---- MATERIAL FOR THE TASK
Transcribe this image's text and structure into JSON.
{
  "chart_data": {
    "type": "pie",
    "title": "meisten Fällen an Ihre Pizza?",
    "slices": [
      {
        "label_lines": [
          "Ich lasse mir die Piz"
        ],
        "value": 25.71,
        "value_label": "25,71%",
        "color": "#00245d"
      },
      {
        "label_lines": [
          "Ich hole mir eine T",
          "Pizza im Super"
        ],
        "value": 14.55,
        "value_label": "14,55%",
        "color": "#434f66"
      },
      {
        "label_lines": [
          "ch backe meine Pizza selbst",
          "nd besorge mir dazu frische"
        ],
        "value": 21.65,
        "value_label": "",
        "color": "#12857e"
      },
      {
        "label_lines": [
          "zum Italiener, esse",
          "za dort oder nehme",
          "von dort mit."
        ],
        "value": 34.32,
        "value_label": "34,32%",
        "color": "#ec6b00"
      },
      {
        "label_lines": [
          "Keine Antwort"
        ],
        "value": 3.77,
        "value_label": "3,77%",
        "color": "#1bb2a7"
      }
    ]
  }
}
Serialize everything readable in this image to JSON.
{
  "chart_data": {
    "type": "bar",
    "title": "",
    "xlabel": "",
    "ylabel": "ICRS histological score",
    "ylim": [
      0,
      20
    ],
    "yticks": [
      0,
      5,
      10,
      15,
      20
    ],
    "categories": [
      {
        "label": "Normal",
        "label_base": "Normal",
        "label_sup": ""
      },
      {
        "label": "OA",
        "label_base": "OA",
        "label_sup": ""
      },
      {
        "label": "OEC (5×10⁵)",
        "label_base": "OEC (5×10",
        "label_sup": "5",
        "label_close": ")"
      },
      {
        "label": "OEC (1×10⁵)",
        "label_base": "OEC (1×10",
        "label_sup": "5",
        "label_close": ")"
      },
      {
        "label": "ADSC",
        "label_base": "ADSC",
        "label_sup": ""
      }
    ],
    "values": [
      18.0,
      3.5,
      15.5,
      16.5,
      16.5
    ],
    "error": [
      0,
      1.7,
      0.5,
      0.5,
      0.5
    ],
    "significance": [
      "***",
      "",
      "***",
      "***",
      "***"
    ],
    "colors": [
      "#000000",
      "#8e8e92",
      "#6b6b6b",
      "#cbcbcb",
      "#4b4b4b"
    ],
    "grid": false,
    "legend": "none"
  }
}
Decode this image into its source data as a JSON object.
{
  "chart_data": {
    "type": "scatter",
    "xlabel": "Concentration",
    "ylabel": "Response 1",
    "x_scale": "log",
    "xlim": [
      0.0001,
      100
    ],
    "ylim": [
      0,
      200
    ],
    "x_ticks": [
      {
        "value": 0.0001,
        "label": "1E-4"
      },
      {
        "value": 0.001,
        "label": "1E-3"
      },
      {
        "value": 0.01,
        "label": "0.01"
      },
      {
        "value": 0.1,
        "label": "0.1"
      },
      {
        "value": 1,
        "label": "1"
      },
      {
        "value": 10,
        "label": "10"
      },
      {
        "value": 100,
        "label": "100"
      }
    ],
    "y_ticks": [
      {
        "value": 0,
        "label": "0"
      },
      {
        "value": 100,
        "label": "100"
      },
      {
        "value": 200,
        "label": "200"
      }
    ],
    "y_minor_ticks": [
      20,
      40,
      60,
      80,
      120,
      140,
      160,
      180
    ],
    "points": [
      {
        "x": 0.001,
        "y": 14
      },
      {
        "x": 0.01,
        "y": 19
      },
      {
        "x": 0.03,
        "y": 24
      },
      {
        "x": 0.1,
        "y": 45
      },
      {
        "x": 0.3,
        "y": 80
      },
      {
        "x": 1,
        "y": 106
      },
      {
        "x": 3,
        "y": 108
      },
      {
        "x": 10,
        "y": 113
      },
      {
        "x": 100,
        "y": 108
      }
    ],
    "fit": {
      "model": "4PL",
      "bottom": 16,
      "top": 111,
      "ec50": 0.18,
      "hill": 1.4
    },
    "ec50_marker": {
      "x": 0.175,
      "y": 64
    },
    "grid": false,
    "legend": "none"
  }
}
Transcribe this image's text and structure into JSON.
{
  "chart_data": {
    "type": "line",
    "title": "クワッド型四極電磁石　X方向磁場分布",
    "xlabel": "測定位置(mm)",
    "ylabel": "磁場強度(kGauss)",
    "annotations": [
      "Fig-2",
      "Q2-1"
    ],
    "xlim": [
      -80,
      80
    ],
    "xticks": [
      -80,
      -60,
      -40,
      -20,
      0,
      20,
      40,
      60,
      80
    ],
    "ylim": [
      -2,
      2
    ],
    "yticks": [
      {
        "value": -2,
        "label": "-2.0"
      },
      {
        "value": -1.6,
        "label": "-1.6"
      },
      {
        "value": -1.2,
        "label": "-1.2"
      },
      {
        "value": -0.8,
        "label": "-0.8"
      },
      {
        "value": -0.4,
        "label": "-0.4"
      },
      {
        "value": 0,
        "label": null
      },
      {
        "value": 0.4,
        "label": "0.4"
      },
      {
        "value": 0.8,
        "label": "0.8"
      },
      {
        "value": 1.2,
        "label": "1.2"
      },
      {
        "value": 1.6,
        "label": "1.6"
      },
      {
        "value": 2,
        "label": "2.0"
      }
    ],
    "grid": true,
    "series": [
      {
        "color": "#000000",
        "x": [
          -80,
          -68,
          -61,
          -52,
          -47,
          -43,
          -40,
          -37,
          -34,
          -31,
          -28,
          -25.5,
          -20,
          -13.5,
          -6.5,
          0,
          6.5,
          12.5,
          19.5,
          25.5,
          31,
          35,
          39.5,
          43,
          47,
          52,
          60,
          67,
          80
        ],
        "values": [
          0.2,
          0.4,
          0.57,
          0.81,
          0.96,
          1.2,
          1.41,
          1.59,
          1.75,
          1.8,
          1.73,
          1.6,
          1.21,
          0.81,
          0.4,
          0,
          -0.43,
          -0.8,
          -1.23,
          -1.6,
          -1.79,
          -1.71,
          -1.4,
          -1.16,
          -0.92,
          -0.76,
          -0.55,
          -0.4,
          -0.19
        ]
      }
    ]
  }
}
--------
◆ STATED PROBLEM ◆
Transcribe the material above in its entirety. Match it exactly.

◆ SOLUTION TO THE PROBLEM ◆
Transcribe this image's text and structure into JSON.
{
  "chart_data": {
    "type": "pie",
    "title": "meisten Fällen an Ihre Pizza?",
    "slices": [
      {
        "label_lines": [
          "Ich lasse mir die Piz"
        ],
        "value": 25.71,
        "value_label": "25,71%",
        "color": "#00245d"
      },
      {
        "label_lines": [
          "Ich hole mir eine T",
          "Pizza im Super"
        ],
        "value": 14.55,
        "value_label": "14,55%",
        "color": "#434f66"
      },
      {
        "label_lines": [
          "ch backe meine Pizza selbst",
          "nd besorge mir dazu frische"
        ],
        "value": 21.65,
        "value_label": "",
        "color": "#12857e"
      },
      {
        "label_lines": [
          "zum Italiener, esse",
          "za dort oder nehme",
          "von dort mit."
        ],
        "value": 34.32,
        "value_label": "34,32%",
        "color": "#ec6b00"
      },
      {
        "label_lines": [
          "Keine Antwort"
        ],
        "value": 3.77,
        "value_label": "3,77%",
        "color": "#1bb2a7"
      }
    ]
  }
}
Serialize everything readable in this image to JSON.
{
  "chart_data": {
    "type": "bar",
    "title": "",
    "xlabel": "",
    "ylabel": "ICRS histological score",
    "ylim": [
      0,
      20
    ],
    "yticks": [
      0,
      5,
      10,
      15,
      20
    ],
    "categories": [
      {
        "label": "Normal",
        "label_base": "Normal",
        "label_sup": ""
      },
      {
        "label": "OA",
        "label_base": "OA",
        "label_sup": ""
      },
      {
        "label": "OEC (5×10⁵)",
        "label_base": "OEC (5×10",
        "label_sup": "5",
        "label_close": ")"
      },
      {
        "label": "OEC (1×10⁵)",
        "label_base": "OEC (1×10",
        "label_sup": "5",
        "label_close": ")"
      },
      {
        "label": "ADSC",
        "label_base": "ADSC",
        "label_sup": ""
      }
    ],
    "values": [
      18.0,
      3.5,
      15.5,
      16.5,
      16.5
    ],
    "error": [
      0,
      1.7,
      0.5,
      0.5,
      0.5
    ],
    "significance": [
      "***",
      "",
      "***",
      "***",
      "***"
    ],
    "colors": [
      "#000000",
      "#8e8e92",
      "#6b6b6b",
      "#cbcbcb",
      "#4b4b4b"
    ],
    "grid": false,
    "legend": "none"
  }
}
Decode this image into its source data as a JSON object.
{
  "chart_data": {
    "type": "scatter",
    "xlabel": "Concentration",
    "ylabel": "Response 1",
    "x_scale": "log",
    "xlim": [
      0.0001,
      100
    ],
    "ylim": [
      0,
      200
    ],
    "x_ticks": [
      {
        "value": 0.0001,
        "label": "1E-4"
      },
      {
        "value": 0.001,
        "label": "1E-3"
      },
      {
        "value": 0.01,
        "label": "0.01"
      },
      {
        "value": 0.1,
        "label": "0.1"
      },
      {
        "value": 1,
        "label": "1"
      },
      {
        "value": 10,
        "label": "10"
      },
      {
        "value": 100,
        "label": "100"
      }
    ],
    "y_ticks": [
      {
        "value": 0,
        "label": "0"
      },
      {
        "value": 100,
        "label": "100"
      },
      {
        "value": 200,
        "label": "200"
      }
    ],
    "y_minor_ticks": [
      20,
      40,
      60,
      80,
      120,
      140,
      160,
      180
    ],
    "points": [
      {
        "x": 0.001,
        "y": 14
      },
      {
        "x": 0.01,
        "y": 19
      },
      {
        "x": 0.03,
        "y": 24
      },
      {
        "x": 0.1,
        "y": 45
      },
      {
        "x": 0.3,
        "y": 80
      },
      {
        "x": 1,
        "y": 106
      },
      {
        "x": 3,
        "y": 108
      },
      {
        "x": 10,
        "y": 113
      },
      {
        "x": 100,
        "y": 108
      }
    ],
    "fit": {
      "model": "4PL",
      "bottom": 16,
      "top": 111,
      "ec50": 0.18,
      "hill": 1.4
    },
    "ec50_marker": {
      "x": 0.175,
      "y": 64
    },
    "grid": false,
    "legend": "none"
  }
}
Transcribe this image's text and structure into JSON.
{
  "chart_data": {
    "type": "line",
    "title": "クワッド型四極電磁石　X方向磁場分布",
    "xlabel": "測定位置(mm)",
    "ylabel": "磁場強度(kGauss)",
    "annotations": [
      "Fig-2",
      "Q2-1"
    ],
    "xlim": [
      -80,
      80
    ],
    "xticks": [
      -80,
      -60,
      -40,
      -20,
      0,
      20,
      40,
      60,
      80
    ],
    "ylim": [
      -2,
      2
    ],
    "yticks": [
      {
        "value": -2,
        "label": "-2.0"
      },
      {
        "value": -1.6,
        "label": "-1.6"
      },
      {
        "value": -1.2,
        "label": "-1.2"
      },
      {
        "value": -0.8,
        "label": "-0.8"
      },
      {
        "value": -0.4,
        "label": "-0.4"
      },
      {
        "value": 0,
        "label": null
      },
      {
        "value": 0.4,
        "label": "0.4"
      },
      {
        "value": 0.8,
        "label": "0.8"
      },
      {
        "value": 1.2,
        "label": "1.2"
      },
      {
        "value": 1.6,
        "label": "1.6"
      },
      {
        "value": 2,
        "label": "2.0"
      }
    ],
    "grid": true,
    "series": [
      {
        "color": "#000000",
        "x": [
          -80,
          -68,
          -61,
          -52,
          -47,
          -43,
          -40,
          -37,
          -34,
          -31,
          -28,
          -25.5,
          -20,
          -13.5,
          -6.5,
          0,
          6.5,
          12.5,
          19.5,
          25.5,
          31,
          35,
          39.5,
          43,
          47,
          52,
          60,
          67,
          80
        ],
        "values": [
          0.2,
          0.4,
          0.57,
          0.81,
          0.96,
          1.2,
          1.41,
          1.59,
          1.75,
          1.8,
          1.73,
          1.6,
          1.21,
          0.81,
          0.4,
          0,
          -0.43,
          -0.8,
          -1.23,
          -1.6,
          -1.79,
          -1.71,
          -1.4,
          -1.16,
          -0.92,
          -0.76,
          -0.55,
          -0.4,
          -0.19
        ]
      }
    ]
  }
}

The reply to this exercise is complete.